--- Begin ---

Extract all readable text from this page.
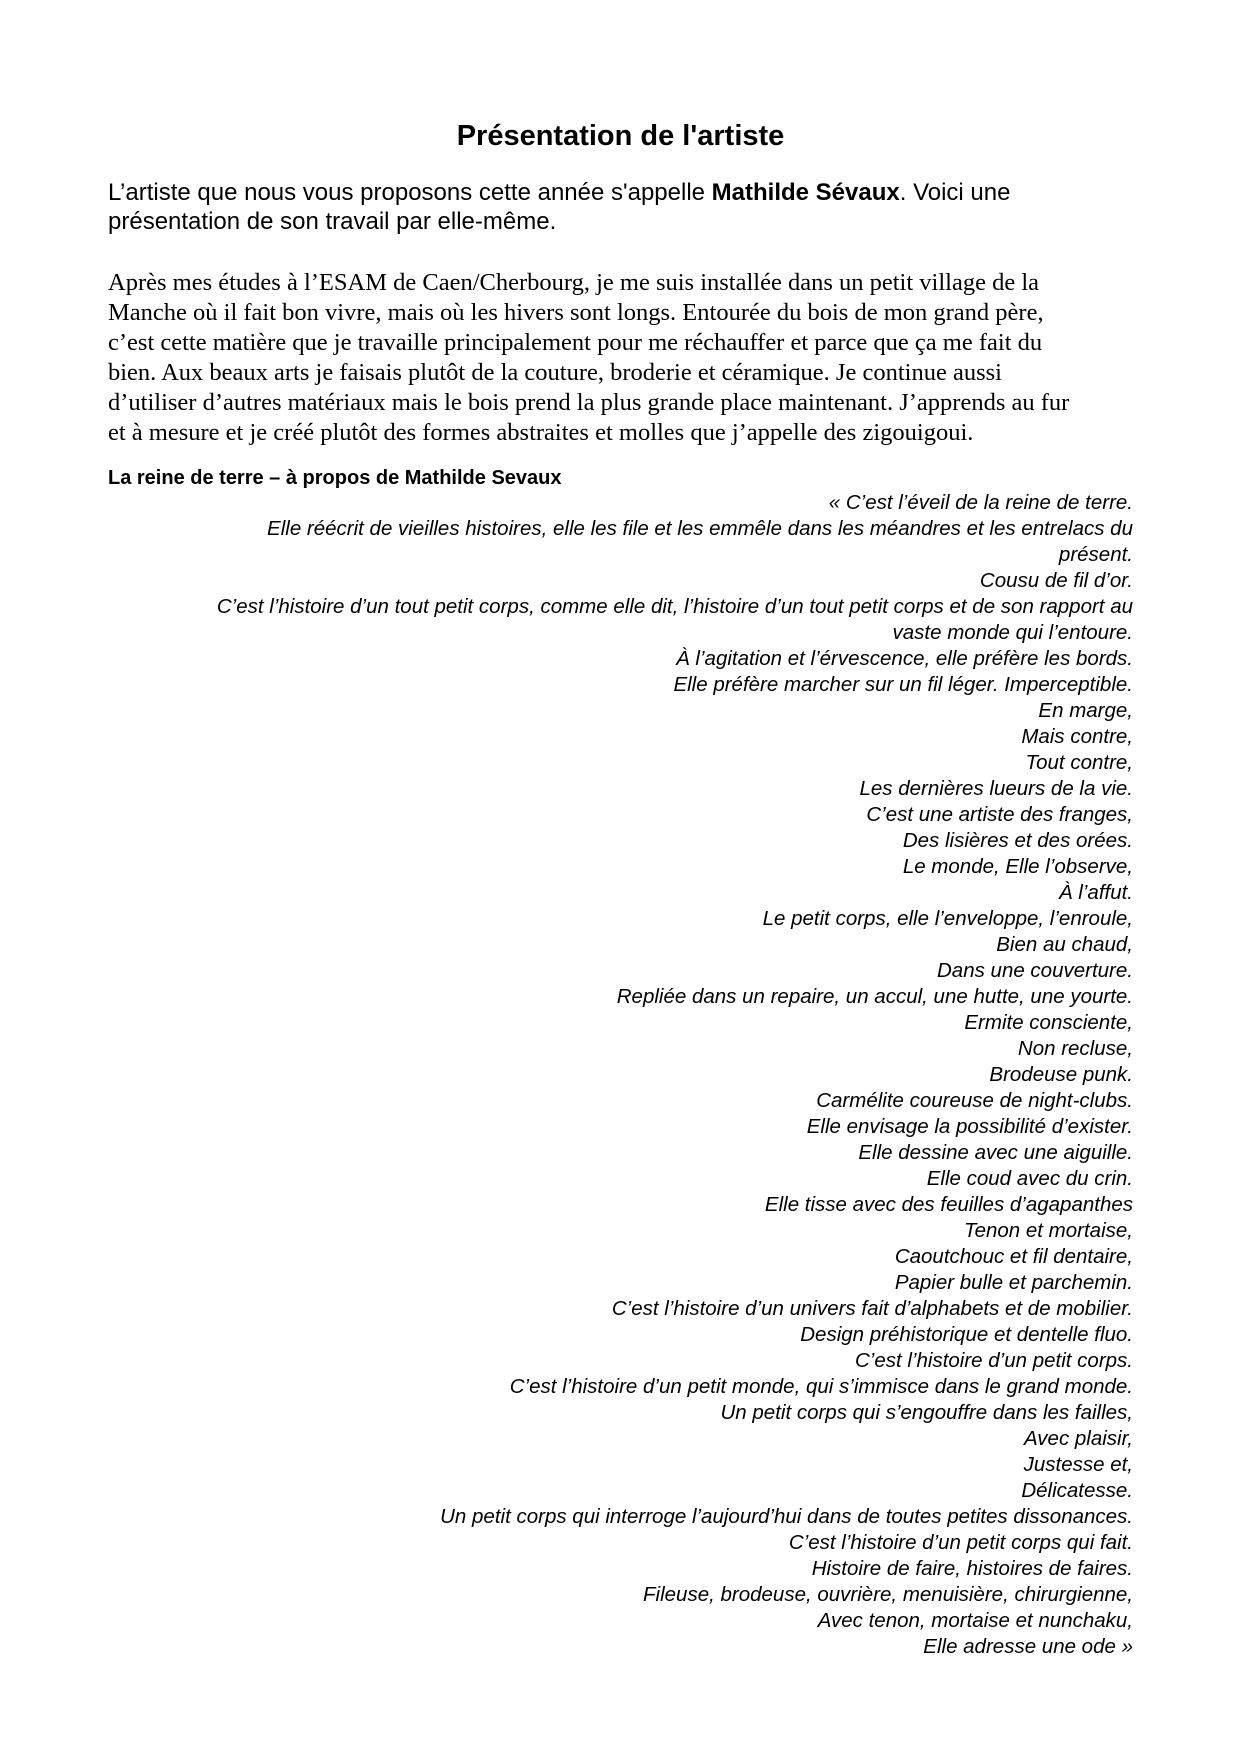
Présentation de l'artiste
L’artiste que nous vous proposons cette année s'appelle Mathilde Sévaux. Voici une
présentation de son travail par elle-même.
Après mes études à l’ESAM de Caen/Cherbourg, je me suis installée dans un petit village de la
Manche où il fait bon vivre, mais où les hivers sont longs. Entourée du bois de mon grand père,
c’est cette matière que je travaille principalement pour me réchauffer et parce que ça me fait du
bien. Aux beaux arts je faisais plutôt de la couture, broderie et céramique. Je continue aussi
d’utiliser d’autres matériaux mais le bois prend la plus grande place maintenant. J’apprends au fur
et à mesure et je créé plutôt des formes abstraites et molles que j’appelle des zigouigoui.
La reine de terre – à propos de Mathilde Sevaux
« C’est l’éveil de la reine de terre.
Elle réécrit de vieilles histoires, elle les file et les emmêle dans les méandres et les entrelacs du
présent.
Cousu de fil d’or.
C’est l’histoire d’un tout petit corps, comme elle dit, l’histoire d’un tout petit corps et de son rapport au
vaste monde qui l’entoure.
À l’agitation et l’érvescence, elle préfère les bords.
Elle préfère marcher sur un fil léger. Imperceptible.
En marge,
Mais contre,
Tout contre,
Les dernières lueurs de la vie.
C’est une artiste des franges,
Des lisières et des orées.
Le monde, Elle l’observe,
À l’affut.
Le petit corps, elle l’enveloppe, l’enroule,
Bien au chaud,
Dans une couverture.
Repliée dans un repaire, un accul, une hutte, une yourte.
Ermite consciente,
Non recluse,
Brodeuse punk.
Carmélite coureuse de night-clubs.
Elle envisage la possibilité d’exister.
Elle dessine avec une aiguille.
Elle coud avec du crin.
Elle tisse avec des feuilles d’agapanthes
Tenon et mortaise,
Caoutchouc et fil dentaire,
Papier bulle et parchemin.
C’est l’histoire d’un univers fait d’alphabets et de mobilier.
Design préhistorique et dentelle fluo.
C’est l’histoire d’un petit corps.
C’est l’histoire d’un petit monde, qui s’immisce dans le grand monde.
Un petit corps qui s’engouffre dans les failles,
Avec plaisir,
Justesse et,
Délicatesse.
Un petit corps qui interroge l’aujourd’hui dans de toutes petites dissonances.
C’est l’histoire d’un petit corps qui fait.
Histoire de faire, histoires de faires.
Fileuse, brodeuse, ouvrière, menuisière, chirurgienne,
Avec tenon, mortaise et nunchaku,
Elle adresse une ode »
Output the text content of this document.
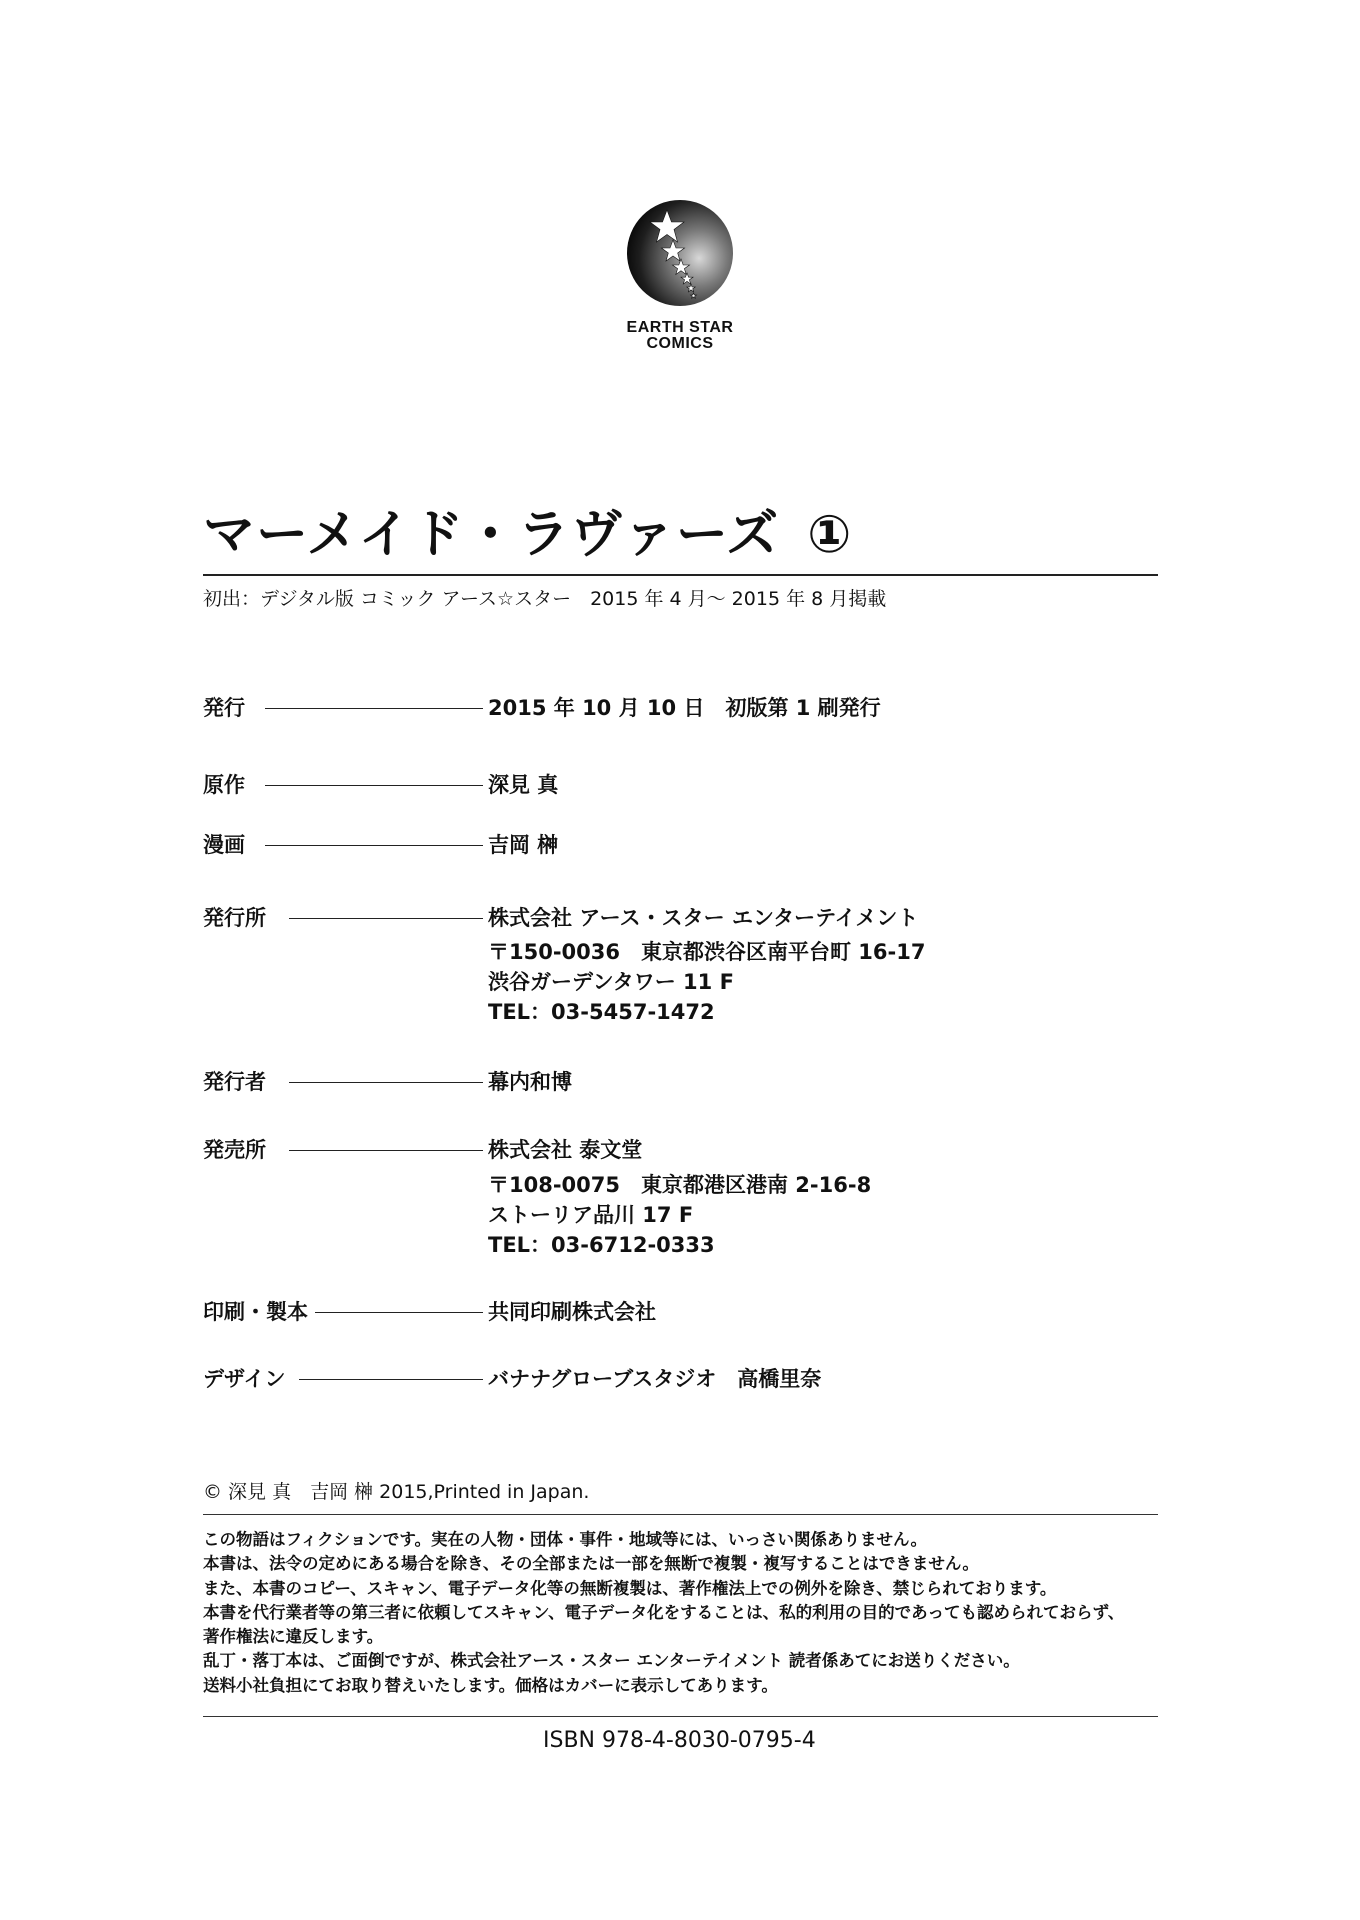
EARTH STAR
COMICS
マーメイド・ラヴァーズ ①
初出：デジタル版 コミック アース☆スター　2015 年 4 月～ 2015 年 8 月掲載
発行	2015 年 10 月 10 日　初版第 1 刷発行
原作	深見 真
漫画	吉岡 榊
発行所	株式会社 アース・スター エンターテイメント
〒150-0036　東京都渋谷区南平台町 16-17
渋谷ガーデンタワー 11 F
TEL：03-5457-1472
発行者	幕内和博
発売所	株式会社 泰文堂
〒108-0075　東京都港区港南 2-16-8
ストーリア品川 17 F
TEL：03-6712-0333
印刷・製本	共同印刷株式会社
デザイン	バナナグローブスタジオ　高橋里奈
© 深見 真　吉岡 榊 2015,Printed in Japan.
この物語はフィクションです。実在の人物・団体・事件・地域等には、いっさい関係ありません。
本書は、法令の定めにある場合を除き、その全部または一部を無断で複製・複写することはできません。
また、本書のコピー、スキャン、電子データ化等の無断複製は、著作権法上での例外を除き、禁じられております。
本書を代行業者等の第三者に依頼してスキャン、電子データ化をすることは、私的利用の目的であっても認められておらず、
著作権法に違反します。
乱丁・落丁本は、ご面倒ですが、株式会社アース・スター エンターテイメント 読者係あてにお送りください。
送料小社負担にてお取り替えいたします。価格はカバーに表示してあります。
ISBN 978-4-8030-0795-4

--- End ---

Request -> Report how many lines of the listing hold the word "this", with nothing but the number.

Task result -> 2